WHAT THE EXERCISE ASKS
Seek out every line containing the word "Calculations", and copy each.

SUPPLIED DATA
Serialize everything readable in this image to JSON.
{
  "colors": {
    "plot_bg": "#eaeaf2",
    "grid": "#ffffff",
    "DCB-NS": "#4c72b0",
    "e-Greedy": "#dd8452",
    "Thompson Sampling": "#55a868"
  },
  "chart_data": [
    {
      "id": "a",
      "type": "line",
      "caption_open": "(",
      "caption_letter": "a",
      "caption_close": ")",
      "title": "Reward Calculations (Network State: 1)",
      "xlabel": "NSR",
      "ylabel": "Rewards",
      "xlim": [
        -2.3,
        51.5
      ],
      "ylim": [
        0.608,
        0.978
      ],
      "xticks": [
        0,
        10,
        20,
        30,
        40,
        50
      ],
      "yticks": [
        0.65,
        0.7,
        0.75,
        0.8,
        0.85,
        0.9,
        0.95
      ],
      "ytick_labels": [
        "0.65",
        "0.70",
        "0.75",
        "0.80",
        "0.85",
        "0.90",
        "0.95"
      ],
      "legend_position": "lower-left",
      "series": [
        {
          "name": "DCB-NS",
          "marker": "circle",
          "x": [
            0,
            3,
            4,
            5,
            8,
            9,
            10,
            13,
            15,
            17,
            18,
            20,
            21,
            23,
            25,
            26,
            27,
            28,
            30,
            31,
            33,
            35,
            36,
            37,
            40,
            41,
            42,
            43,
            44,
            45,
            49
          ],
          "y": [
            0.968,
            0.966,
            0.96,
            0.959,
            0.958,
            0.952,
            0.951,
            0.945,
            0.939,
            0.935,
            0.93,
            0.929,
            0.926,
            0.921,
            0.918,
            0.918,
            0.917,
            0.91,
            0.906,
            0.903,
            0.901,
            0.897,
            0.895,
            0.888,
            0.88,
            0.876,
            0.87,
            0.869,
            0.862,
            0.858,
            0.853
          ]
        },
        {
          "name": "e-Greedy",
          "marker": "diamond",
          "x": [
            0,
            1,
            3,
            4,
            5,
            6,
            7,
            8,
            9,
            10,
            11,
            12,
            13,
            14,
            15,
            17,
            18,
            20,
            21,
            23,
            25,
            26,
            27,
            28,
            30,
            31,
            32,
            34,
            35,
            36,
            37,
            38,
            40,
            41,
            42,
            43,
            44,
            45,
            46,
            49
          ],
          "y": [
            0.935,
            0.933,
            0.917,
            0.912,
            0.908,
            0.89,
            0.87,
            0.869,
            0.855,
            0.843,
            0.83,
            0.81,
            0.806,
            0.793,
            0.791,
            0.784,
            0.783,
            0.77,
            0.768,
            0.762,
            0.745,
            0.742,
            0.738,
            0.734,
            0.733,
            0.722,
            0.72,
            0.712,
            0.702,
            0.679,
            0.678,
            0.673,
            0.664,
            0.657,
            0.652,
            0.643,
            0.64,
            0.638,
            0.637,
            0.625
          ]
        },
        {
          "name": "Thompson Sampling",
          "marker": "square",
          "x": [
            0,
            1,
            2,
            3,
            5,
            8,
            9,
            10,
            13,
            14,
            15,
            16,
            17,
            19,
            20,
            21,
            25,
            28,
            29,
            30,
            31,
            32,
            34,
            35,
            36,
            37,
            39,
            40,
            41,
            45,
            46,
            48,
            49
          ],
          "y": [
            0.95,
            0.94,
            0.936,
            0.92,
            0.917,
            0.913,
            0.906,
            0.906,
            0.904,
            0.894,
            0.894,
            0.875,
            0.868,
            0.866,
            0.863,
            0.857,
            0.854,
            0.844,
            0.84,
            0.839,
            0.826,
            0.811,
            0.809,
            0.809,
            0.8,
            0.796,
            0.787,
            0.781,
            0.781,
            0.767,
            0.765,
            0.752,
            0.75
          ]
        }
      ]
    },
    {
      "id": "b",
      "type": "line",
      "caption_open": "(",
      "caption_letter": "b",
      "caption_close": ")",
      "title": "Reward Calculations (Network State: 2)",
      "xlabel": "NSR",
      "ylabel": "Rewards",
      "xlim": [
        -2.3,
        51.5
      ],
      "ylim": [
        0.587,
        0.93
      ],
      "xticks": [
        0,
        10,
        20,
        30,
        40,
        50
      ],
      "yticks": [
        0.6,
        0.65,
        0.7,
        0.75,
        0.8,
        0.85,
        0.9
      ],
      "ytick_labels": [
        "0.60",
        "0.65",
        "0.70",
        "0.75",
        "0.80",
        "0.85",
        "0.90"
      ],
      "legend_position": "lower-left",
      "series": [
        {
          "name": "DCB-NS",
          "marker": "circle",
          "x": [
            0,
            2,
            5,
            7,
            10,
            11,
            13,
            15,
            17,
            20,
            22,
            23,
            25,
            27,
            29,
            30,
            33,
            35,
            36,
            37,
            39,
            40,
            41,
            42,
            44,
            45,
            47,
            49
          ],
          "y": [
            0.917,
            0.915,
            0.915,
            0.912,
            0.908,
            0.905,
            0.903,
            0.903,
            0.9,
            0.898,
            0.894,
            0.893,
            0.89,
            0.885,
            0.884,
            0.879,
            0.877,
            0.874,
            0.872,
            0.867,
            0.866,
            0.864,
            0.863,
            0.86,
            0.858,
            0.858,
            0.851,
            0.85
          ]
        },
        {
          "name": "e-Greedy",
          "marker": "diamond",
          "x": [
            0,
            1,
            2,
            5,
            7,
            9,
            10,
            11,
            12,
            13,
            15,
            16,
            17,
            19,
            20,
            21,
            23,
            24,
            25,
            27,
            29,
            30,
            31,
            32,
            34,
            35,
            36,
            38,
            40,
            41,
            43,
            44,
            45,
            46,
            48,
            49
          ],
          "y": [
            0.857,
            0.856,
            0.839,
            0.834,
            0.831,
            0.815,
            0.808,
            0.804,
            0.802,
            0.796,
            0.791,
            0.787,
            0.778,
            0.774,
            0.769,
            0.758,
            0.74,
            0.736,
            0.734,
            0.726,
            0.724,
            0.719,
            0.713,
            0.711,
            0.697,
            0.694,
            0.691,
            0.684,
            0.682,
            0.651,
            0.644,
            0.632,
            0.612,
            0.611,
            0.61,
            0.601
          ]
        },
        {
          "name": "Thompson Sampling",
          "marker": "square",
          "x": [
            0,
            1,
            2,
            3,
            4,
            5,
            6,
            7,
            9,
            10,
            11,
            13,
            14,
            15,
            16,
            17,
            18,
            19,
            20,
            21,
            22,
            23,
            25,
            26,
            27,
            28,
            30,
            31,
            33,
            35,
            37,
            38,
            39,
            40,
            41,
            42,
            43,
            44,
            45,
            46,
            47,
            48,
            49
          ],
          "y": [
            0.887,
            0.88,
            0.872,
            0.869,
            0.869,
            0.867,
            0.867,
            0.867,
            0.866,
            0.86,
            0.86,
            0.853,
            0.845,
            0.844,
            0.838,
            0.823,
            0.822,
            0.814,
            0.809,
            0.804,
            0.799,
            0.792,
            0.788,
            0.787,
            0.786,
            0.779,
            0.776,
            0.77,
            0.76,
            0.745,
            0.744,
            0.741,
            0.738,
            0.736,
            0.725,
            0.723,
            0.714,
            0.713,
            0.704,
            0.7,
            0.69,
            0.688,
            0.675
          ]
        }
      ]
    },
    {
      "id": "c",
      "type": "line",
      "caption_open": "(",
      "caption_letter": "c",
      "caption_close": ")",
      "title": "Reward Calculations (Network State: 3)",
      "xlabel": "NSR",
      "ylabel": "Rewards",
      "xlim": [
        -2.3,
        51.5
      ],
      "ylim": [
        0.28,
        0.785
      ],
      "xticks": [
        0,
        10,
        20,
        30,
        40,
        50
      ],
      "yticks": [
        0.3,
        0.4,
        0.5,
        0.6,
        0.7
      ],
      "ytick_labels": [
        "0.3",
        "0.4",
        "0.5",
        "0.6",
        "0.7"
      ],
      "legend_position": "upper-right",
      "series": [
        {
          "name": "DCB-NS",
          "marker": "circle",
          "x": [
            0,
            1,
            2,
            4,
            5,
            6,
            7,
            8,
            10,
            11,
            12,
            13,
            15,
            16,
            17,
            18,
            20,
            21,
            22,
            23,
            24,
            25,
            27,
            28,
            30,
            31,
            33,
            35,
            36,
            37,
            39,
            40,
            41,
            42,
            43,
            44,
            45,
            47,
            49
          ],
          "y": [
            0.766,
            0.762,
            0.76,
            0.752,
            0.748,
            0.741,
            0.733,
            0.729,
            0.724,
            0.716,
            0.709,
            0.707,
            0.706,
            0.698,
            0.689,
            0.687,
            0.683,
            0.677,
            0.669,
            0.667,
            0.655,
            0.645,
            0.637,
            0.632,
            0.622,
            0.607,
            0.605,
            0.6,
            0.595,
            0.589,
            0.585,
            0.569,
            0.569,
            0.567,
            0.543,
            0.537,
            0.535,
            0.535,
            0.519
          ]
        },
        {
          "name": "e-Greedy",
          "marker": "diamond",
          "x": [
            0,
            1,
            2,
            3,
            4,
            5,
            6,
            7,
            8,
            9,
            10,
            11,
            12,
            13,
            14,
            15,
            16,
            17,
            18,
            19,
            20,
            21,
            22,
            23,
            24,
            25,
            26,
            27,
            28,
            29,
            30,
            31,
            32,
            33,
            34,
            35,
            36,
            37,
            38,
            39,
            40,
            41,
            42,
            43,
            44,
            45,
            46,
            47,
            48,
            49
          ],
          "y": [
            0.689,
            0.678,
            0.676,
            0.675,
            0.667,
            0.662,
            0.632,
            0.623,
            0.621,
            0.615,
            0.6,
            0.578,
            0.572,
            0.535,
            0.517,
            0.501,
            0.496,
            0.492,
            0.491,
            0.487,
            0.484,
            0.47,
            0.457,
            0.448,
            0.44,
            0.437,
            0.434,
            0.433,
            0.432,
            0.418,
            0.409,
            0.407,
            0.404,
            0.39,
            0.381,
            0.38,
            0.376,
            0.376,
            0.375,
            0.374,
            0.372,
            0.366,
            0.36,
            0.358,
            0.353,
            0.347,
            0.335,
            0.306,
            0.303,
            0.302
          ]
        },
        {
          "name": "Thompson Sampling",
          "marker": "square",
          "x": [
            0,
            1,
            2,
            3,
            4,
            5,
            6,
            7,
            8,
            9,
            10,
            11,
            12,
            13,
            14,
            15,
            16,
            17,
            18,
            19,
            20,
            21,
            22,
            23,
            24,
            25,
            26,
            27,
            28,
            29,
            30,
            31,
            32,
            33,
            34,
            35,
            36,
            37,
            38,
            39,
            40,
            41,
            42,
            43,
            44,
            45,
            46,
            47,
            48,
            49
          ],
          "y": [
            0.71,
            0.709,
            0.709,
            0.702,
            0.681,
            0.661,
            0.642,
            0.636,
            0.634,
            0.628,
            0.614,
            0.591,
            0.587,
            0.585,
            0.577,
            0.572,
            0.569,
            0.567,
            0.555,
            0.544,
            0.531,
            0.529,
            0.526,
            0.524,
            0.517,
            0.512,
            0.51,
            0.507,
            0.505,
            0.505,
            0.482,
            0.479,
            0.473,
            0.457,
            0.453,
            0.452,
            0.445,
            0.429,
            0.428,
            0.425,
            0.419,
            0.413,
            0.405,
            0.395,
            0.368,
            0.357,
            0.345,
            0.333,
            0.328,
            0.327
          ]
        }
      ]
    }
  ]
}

EXERCISE SOLUTION
      "title": "Reward Calculations (Network State: 1)",
      "title": "Reward Calculations (Network State: 2)",
      "title": "Reward Calculations (Network State: 3)",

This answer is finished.